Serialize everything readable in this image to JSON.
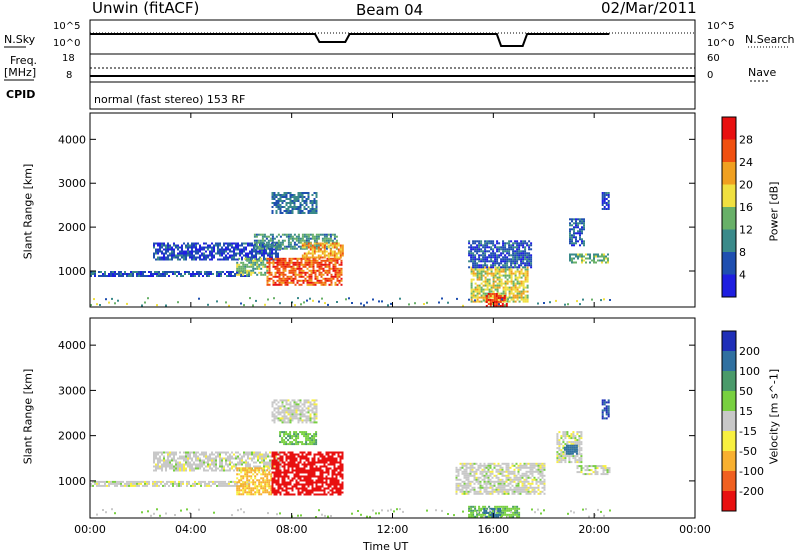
{
  "header": {
    "station": "Unwin (fitACF)",
    "beam": "Beam 04",
    "date": "02/Mar/2011"
  },
  "status_panels": {
    "nsky_label": "N.Sky",
    "nsearch_label": "N.Search",
    "freq_label_1": "Freq.",
    "freq_label_2": "[MHz]",
    "nave_label": "Nave",
    "cpid_label": "CPID",
    "left_top_ticks": [
      "10^5",
      "10^0"
    ],
    "right_top_ticks": [
      "10^5",
      "10^0"
    ],
    "left_freq_ticks": [
      "18",
      "8"
    ],
    "right_nave_ticks": [
      "60",
      "0"
    ],
    "cpid_text": "normal (fast stereo) 153 RF"
  },
  "axes": {
    "x_ticks": [
      "00:00",
      "04:00",
      "08:00",
      "12:00",
      "16:00",
      "20:00",
      "00:00"
    ],
    "x_label": "Time UT",
    "y_label": "Slant Range [km]",
    "y_ticks": [
      "1000",
      "2000",
      "3000",
      "4000"
    ]
  },
  "power_scale": {
    "label": "Power [dB]",
    "ticks": [
      "4",
      "8",
      "12",
      "16",
      "20",
      "24",
      "28"
    ],
    "colors": [
      "#1f1fe0",
      "#1f4fb0",
      "#3a8a8a",
      "#68b068",
      "#f0e040",
      "#f0a020",
      "#f05010",
      "#e81010"
    ]
  },
  "velocity_scale": {
    "label": "Velocity [m s^-1]",
    "ticks": [
      "200",
      "100",
      "50",
      "15",
      "-15",
      "-50",
      "-100",
      "-200"
    ],
    "colors": [
      "#1f2fb8",
      "#3070a0",
      "#4a9a6a",
      "#78d040",
      "#c8c8c8",
      "#f8f040",
      "#f8b030",
      "#f06020",
      "#e81010"
    ]
  },
  "chart_data": [
    {
      "type": "heatmap",
      "name": "power",
      "xlim_hours": [
        0,
        24
      ],
      "ylim_km": [
        180,
        4600
      ],
      "regions": [
        {
          "t0": 0.0,
          "t1": 6.3,
          "r0": 870,
          "r1": 1000,
          "power": 6
        },
        {
          "t0": 2.5,
          "t1": 7.5,
          "r0": 1250,
          "r1": 1650,
          "power": 5
        },
        {
          "t0": 5.8,
          "t1": 7.0,
          "r0": 900,
          "r1": 1300,
          "power": 14
        },
        {
          "t0": 6.5,
          "t1": 9.8,
          "r0": 1500,
          "r1": 1850,
          "power": 11
        },
        {
          "t0": 7.2,
          "t1": 9.0,
          "r0": 2300,
          "r1": 2800,
          "power": 8
        },
        {
          "t0": 7.0,
          "t1": 10.0,
          "r0": 700,
          "r1": 1300,
          "power": 26
        },
        {
          "t0": 8.4,
          "t1": 10.0,
          "r0": 1300,
          "r1": 1650,
          "power": 22
        },
        {
          "t0": 15.1,
          "t1": 17.4,
          "r0": 300,
          "r1": 1100,
          "power": 18
        },
        {
          "t0": 15.7,
          "t1": 16.5,
          "r0": 200,
          "r1": 500,
          "power": 28
        },
        {
          "t0": 15.0,
          "t1": 17.5,
          "r0": 1100,
          "r1": 1700,
          "power": 6
        },
        {
          "t0": 19.0,
          "t1": 20.6,
          "r0": 1200,
          "r1": 1400,
          "power": 13
        },
        {
          "t0": 19.0,
          "t1": 19.6,
          "r0": 1600,
          "r1": 2200,
          "power": 7
        },
        {
          "t0": 20.3,
          "t1": 20.6,
          "r0": 2400,
          "r1": 2800,
          "power": 5
        }
      ]
    },
    {
      "type": "heatmap",
      "name": "velocity",
      "xlim_hours": [
        0,
        24
      ],
      "ylim_km": [
        180,
        4600
      ],
      "regions": [
        {
          "t0": 0.0,
          "t1": 6.3,
          "r0": 870,
          "r1": 1000,
          "velocity": 0
        },
        {
          "t0": 2.5,
          "t1": 7.5,
          "r0": 1250,
          "r1": 1650,
          "velocity": 0
        },
        {
          "t0": 5.8,
          "t1": 7.2,
          "r0": 700,
          "r1": 1300,
          "velocity": -60
        },
        {
          "t0": 7.2,
          "t1": 10.0,
          "r0": 700,
          "r1": 1650,
          "velocity": -220
        },
        {
          "t0": 7.2,
          "t1": 9.0,
          "r0": 2300,
          "r1": 2800,
          "velocity": 0
        },
        {
          "t0": 7.5,
          "t1": 9.0,
          "r0": 1800,
          "r1": 2100,
          "velocity": 40
        },
        {
          "t0": 14.5,
          "t1": 18.0,
          "r0": 700,
          "r1": 1400,
          "velocity": 0
        },
        {
          "t0": 15.0,
          "t1": 17.0,
          "r0": 200,
          "r1": 450,
          "velocity": 40
        },
        {
          "t0": 15.6,
          "t1": 16.3,
          "r0": 200,
          "r1": 400,
          "velocity": 180
        },
        {
          "t0": 18.5,
          "t1": 19.5,
          "r0": 1400,
          "r1": 2100,
          "velocity": 0
        },
        {
          "t0": 18.8,
          "t1": 19.3,
          "r0": 1600,
          "r1": 1800,
          "velocity": 150
        },
        {
          "t0": 19.3,
          "t1": 20.6,
          "r0": 1150,
          "r1": 1350,
          "velocity": 0
        },
        {
          "t0": 20.3,
          "t1": 20.6,
          "r0": 2400,
          "r1": 2800,
          "velocity": 200
        }
      ]
    }
  ]
}
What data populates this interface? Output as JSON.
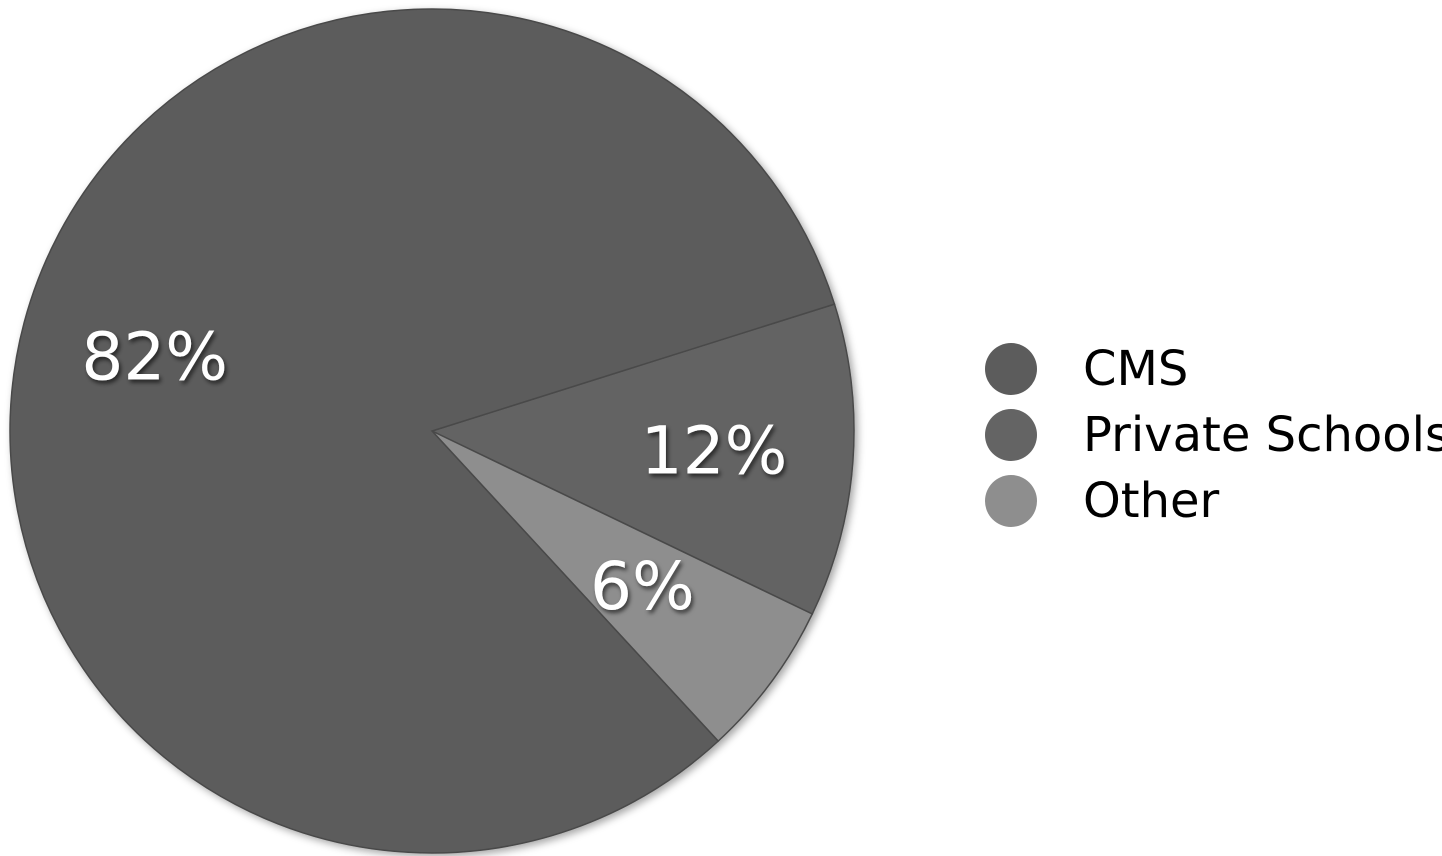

■ **Work required**: An exact transcription of all the entries is required, without the pictures.

■ **Task result**:
Serialize everything readable in this image to JSON.
{
  "header": {
    "station": "Unwin (fitACF)",
    "beam": "Beam 04",
    "date": "02/Mar/2011"
  },
  "status_panels": {
    "nsky_label": "N.Sky",
    "nsearch_label": "N.Search",
    "freq_label_1": "Freq.",
    "freq_label_2": "[MHz]",
    "nave_label": "Nave",
    "cpid_label": "CPID",
    "left_top_ticks": [
      "10^5",
      "10^0"
    ],
    "right_top_ticks": [
      "10^5",
      "10^0"
    ],
    "left_freq_ticks": [
      "18",
      "8"
    ],
    "right_nave_ticks": [
      "60",
      "0"
    ],
    "cpid_text": "normal (fast stereo) 153 RF"
  },
  "axes": {
    "x_ticks": [
      "00:00",
      "04:00",
      "08:00",
      "12:00",
      "16:00",
      "20:00",
      "00:00"
    ],
    "x_label": "Time UT",
    "y_label": "Slant Range [km]",
    "y_ticks": [
      "1000",
      "2000",
      "3000",
      "4000"
    ]
  },
  "power_scale": {
    "label": "Power [dB]",
    "ticks": [
      "4",
      "8",
      "12",
      "16",
      "20",
      "24",
      "28"
    ],
    "colors": [
      "#1f1fe0",
      "#1f4fb0",
      "#3a8a8a",
      "#68b068",
      "#f0e040",
      "#f0a020",
      "#f05010",
      "#e81010"
    ]
  },
  "velocity_scale": {
    "label": "Velocity [m s^-1]",
    "ticks": [
      "200",
      "100",
      "50",
      "15",
      "-15",
      "-50",
      "-100",
      "-200"
    ],
    "colors": [
      "#1f2fb8",
      "#3070a0",
      "#4a9a6a",
      "#78d040",
      "#c8c8c8",
      "#f8f040",
      "#f8b030",
      "#f06020",
      "#e81010"
    ]
  },
  "chart_data": [
    {
      "type": "heatmap",
      "name": "power",
      "xlim_hours": [
        0,
        24
      ],
      "ylim_km": [
        180,
        4600
      ],
      "regions": [
        {
          "t0": 0.0,
          "t1": 6.3,
          "r0": 870,
          "r1": 1000,
          "power": 6
        },
        {
          "t0": 2.5,
          "t1": 7.5,
          "r0": 1250,
          "r1": 1650,
          "power": 5
        },
        {
          "t0": 5.8,
          "t1": 7.0,
          "r0": 900,
          "r1": 1300,
          "power": 14
        },
        {
          "t0": 6.5,
          "t1": 9.8,
          "r0": 1500,
          "r1": 1850,
          "power": 11
        },
        {
          "t0": 7.2,
          "t1": 9.0,
          "r0": 2300,
          "r1": 2800,
          "power": 8
        },
        {
          "t0": 7.0,
          "t1": 10.0,
          "r0": 700,
          "r1": 1300,
          "power": 26
        },
        {
          "t0": 8.4,
          "t1": 10.0,
          "r0": 1300,
          "r1": 1650,
          "power": 22
        },
        {
          "t0": 15.1,
          "t1": 17.4,
          "r0": 300,
          "r1": 1100,
          "power": 18
        },
        {
          "t0": 15.7,
          "t1": 16.5,
          "r0": 200,
          "r1": 500,
          "power": 28
        },
        {
          "t0": 15.0,
          "t1": 17.5,
          "r0": 1100,
          "r1": 1700,
          "power": 6
        },
        {
          "t0": 19.0,
          "t1": 20.6,
          "r0": 1200,
          "r1": 1400,
          "power": 13
        },
        {
          "t0": 19.0,
          "t1": 19.6,
          "r0": 1600,
          "r1": 2200,
          "power": 7
        },
        {
          "t0": 20.3,
          "t1": 20.6,
          "r0": 2400,
          "r1": 2800,
          "power": 5
        }
      ]
    },
    {
      "type": "heatmap",
      "name": "velocity",
      "xlim_hours": [
        0,
        24
      ],
      "ylim_km": [
        180,
        4600
      ],
      "regions": [
        {
          "t0": 0.0,
          "t1": 6.3,
          "r0": 870,
          "r1": 1000,
          "velocity": 0
        },
        {
          "t0": 2.5,
          "t1": 7.5,
          "r0": 1250,
          "r1": 1650,
          "velocity": 0
        },
        {
          "t0": 5.8,
          "t1": 7.2,
          "r0": 700,
          "r1": 1300,
          "velocity": -60
        },
        {
          "t0": 7.2,
          "t1": 10.0,
          "r0": 700,
          "r1": 1650,
          "velocity": -220
        },
        {
          "t0": 7.2,
          "t1": 9.0,
          "r0": 2300,
          "r1": 2800,
          "velocity": 0
        },
        {
          "t0": 7.5,
          "t1": 9.0,
          "r0": 1800,
          "r1": 2100,
          "velocity": 40
        },
        {
          "t0": 14.5,
          "t1": 18.0,
          "r0": 700,
          "r1": 1400,
          "velocity": 0
        },
        {
          "t0": 15.0,
          "t1": 17.0,
          "r0": 200,
          "r1": 450,
          "velocity": 40
        },
        {
          "t0": 15.6,
          "t1": 16.3,
          "r0": 200,
          "r1": 400,
          "velocity": 180
        },
        {
          "t0": 18.5,
          "t1": 19.5,
          "r0": 1400,
          "r1": 2100,
          "velocity": 0
        },
        {
          "t0": 18.8,
          "t1": 19.3,
          "r0": 1600,
          "r1": 1800,
          "velocity": 150
        },
        {
          "t0": 19.3,
          "t1": 20.6,
          "r0": 1150,
          "r1": 1350,
          "velocity": 0
        },
        {
          "t0": 20.3,
          "t1": 20.6,
          "r0": 2400,
          "r1": 2800,
          "velocity": 200
        }
      ]
    }
  ]
}
What data populates this interface? Output as JSON.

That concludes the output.